#### Given exercise
From the entries that follow, list every line in which the string "Vermittelte" appears.

#### Data
***

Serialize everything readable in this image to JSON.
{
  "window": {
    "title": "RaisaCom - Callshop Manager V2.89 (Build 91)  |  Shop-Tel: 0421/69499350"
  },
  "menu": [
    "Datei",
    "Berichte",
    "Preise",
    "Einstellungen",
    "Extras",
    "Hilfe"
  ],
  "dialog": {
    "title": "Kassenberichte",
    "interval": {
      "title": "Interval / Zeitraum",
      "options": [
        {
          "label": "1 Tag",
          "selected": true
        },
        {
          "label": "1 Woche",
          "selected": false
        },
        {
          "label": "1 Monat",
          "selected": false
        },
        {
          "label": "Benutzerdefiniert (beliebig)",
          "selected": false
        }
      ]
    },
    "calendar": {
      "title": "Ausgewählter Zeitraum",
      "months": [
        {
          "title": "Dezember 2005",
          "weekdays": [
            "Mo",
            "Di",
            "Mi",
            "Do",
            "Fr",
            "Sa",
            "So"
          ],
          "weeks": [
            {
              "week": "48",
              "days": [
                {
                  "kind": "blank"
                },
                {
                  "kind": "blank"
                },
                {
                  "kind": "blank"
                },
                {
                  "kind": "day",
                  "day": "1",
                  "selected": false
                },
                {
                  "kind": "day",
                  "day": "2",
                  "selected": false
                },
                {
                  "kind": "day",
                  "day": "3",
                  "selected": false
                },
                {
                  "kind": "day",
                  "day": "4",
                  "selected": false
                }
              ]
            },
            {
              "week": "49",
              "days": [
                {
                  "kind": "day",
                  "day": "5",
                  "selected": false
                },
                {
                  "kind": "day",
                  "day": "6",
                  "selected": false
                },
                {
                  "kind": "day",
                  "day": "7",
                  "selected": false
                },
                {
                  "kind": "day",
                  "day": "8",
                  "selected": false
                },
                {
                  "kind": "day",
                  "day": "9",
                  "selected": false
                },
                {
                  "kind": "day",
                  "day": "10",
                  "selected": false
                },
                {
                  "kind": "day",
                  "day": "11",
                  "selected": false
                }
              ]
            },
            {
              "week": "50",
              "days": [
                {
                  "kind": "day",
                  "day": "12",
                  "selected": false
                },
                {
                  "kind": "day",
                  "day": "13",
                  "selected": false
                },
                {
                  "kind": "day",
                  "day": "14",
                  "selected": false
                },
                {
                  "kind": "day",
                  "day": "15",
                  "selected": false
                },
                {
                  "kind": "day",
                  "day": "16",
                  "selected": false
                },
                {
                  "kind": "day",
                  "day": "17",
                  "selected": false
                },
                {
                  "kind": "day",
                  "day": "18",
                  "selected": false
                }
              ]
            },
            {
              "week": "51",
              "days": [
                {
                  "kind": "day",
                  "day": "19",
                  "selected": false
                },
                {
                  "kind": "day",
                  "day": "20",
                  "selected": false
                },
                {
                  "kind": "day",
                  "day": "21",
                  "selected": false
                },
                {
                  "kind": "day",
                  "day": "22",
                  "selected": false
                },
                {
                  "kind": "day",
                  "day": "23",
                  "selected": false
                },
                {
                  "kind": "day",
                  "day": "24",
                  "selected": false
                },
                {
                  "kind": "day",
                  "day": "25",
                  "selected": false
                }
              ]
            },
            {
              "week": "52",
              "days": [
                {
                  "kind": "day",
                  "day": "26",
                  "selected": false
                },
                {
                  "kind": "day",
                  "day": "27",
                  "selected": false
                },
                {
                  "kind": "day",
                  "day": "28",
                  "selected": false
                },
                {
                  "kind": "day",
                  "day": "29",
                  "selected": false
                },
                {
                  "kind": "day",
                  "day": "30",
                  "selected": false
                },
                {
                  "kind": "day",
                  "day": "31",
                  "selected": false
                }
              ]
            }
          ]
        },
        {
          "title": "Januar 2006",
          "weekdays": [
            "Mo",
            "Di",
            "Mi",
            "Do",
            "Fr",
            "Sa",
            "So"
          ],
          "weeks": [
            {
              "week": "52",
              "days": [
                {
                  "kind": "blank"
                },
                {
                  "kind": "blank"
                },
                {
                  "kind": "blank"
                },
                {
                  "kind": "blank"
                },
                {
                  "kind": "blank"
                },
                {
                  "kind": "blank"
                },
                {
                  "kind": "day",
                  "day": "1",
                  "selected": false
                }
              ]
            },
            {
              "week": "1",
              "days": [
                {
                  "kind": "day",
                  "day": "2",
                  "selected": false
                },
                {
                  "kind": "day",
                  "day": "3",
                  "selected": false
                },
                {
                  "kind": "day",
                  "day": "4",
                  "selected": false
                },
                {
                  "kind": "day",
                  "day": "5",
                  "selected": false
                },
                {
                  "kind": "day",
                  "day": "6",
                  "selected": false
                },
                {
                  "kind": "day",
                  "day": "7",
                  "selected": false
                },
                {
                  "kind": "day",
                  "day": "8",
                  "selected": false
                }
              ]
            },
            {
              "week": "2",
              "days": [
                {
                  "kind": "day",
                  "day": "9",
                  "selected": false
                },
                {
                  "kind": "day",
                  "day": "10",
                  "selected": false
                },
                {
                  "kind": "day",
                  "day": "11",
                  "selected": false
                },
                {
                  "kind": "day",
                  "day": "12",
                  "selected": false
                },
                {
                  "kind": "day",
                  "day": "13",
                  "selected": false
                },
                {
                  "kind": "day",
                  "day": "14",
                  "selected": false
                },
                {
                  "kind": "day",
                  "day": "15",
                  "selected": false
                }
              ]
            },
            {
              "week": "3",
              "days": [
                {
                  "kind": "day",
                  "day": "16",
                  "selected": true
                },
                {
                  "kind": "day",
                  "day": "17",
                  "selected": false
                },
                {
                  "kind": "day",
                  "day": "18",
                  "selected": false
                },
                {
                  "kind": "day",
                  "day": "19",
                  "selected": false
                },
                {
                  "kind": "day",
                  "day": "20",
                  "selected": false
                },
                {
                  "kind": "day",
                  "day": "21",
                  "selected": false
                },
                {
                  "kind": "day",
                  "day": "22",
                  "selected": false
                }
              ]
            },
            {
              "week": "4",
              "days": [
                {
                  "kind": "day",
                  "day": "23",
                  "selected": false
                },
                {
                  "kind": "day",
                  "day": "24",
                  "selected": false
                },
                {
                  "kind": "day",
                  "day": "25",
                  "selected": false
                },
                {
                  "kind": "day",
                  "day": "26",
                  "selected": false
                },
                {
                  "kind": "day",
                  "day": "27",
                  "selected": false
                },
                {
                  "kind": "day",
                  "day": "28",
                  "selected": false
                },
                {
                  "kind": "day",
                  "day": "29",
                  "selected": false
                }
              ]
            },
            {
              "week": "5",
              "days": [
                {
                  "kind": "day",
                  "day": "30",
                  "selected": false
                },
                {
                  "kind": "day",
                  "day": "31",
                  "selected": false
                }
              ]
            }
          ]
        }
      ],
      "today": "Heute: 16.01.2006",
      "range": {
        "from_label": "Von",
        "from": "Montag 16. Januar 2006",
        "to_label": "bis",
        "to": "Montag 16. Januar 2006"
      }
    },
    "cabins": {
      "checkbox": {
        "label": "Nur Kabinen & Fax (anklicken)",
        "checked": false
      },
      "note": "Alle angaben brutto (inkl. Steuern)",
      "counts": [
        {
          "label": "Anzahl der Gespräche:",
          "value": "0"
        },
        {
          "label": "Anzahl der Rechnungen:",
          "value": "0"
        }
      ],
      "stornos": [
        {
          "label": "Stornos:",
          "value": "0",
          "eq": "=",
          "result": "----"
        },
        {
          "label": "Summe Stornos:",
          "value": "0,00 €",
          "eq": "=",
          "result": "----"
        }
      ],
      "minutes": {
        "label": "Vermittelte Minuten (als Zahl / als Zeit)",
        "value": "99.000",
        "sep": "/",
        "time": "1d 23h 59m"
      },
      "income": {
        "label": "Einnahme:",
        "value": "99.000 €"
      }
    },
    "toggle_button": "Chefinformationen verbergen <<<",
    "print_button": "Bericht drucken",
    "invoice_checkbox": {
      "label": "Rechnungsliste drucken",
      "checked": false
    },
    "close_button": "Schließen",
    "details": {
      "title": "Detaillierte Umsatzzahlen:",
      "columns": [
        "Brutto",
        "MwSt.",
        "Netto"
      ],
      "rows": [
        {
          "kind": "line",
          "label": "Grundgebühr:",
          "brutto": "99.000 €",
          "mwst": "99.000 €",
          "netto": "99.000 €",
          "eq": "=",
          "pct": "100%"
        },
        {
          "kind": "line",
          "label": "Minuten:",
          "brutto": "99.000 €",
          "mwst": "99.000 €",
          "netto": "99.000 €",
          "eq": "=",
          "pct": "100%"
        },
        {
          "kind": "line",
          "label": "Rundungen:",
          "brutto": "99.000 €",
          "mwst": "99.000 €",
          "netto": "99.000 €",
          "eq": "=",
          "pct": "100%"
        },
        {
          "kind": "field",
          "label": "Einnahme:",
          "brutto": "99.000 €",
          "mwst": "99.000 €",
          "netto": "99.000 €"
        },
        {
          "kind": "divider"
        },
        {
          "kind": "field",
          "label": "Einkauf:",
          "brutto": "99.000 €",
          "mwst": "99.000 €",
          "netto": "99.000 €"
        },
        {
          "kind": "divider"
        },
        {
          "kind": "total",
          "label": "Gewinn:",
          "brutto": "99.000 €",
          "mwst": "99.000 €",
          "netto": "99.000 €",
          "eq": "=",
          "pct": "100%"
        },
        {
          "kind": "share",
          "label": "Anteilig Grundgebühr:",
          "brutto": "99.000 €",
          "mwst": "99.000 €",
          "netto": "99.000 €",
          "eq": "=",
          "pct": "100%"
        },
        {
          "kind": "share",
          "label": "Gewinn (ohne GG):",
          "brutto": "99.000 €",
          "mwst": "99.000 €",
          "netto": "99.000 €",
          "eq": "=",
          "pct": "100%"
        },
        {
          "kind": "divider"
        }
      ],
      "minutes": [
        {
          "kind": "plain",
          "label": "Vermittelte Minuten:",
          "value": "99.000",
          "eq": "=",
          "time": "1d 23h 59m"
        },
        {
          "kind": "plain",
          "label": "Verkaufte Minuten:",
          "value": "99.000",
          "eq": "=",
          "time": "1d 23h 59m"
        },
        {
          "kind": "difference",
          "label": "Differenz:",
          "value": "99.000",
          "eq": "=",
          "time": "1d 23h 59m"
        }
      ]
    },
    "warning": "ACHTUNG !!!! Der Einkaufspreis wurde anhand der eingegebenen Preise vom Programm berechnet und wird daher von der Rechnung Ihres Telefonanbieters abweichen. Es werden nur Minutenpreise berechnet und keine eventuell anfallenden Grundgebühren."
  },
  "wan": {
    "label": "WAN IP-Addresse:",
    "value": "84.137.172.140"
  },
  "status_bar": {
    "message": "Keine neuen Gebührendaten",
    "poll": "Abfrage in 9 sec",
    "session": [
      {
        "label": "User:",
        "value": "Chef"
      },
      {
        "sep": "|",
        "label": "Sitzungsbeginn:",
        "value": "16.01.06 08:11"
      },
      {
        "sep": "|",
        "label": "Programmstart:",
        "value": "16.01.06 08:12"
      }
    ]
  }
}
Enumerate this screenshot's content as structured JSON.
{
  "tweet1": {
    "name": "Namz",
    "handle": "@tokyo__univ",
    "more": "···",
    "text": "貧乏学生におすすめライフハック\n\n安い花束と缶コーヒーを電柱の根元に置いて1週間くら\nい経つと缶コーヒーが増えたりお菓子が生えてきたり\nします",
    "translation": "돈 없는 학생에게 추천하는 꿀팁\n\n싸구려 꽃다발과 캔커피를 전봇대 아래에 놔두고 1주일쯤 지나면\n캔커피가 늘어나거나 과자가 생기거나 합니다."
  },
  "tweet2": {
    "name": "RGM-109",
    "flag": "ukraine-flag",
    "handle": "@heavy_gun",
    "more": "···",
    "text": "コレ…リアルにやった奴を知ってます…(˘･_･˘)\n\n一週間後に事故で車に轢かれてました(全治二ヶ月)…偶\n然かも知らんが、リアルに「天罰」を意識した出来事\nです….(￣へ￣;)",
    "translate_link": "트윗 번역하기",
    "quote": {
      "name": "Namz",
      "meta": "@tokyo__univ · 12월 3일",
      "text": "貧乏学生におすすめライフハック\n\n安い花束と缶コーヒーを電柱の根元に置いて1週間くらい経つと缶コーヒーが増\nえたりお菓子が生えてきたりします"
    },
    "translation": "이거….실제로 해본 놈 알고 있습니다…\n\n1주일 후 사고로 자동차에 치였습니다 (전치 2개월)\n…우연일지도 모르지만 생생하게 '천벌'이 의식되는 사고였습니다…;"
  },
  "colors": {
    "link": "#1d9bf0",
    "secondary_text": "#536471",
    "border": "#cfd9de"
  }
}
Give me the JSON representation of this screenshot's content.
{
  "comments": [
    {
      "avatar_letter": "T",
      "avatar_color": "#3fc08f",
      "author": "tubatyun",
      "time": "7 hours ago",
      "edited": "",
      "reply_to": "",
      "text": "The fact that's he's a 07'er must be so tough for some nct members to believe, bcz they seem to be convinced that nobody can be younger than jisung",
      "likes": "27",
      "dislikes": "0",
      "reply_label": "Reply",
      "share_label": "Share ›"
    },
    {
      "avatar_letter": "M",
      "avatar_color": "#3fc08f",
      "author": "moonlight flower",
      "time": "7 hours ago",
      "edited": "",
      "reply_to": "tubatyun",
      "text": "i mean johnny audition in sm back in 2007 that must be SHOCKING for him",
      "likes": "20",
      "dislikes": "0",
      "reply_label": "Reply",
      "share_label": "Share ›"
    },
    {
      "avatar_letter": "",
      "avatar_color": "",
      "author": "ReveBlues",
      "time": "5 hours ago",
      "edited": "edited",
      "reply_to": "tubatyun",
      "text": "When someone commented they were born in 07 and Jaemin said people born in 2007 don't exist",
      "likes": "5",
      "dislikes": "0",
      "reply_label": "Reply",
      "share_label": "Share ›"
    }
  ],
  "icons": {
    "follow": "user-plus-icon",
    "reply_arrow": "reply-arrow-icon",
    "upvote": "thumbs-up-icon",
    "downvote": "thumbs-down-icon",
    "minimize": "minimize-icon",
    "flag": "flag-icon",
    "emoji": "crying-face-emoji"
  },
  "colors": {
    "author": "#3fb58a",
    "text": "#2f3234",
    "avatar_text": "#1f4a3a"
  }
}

***

#### Correct result
        "label": "Vermittelte Minuten (als Zahl / als Zeit)",
          "label": "Vermittelte Minuten:",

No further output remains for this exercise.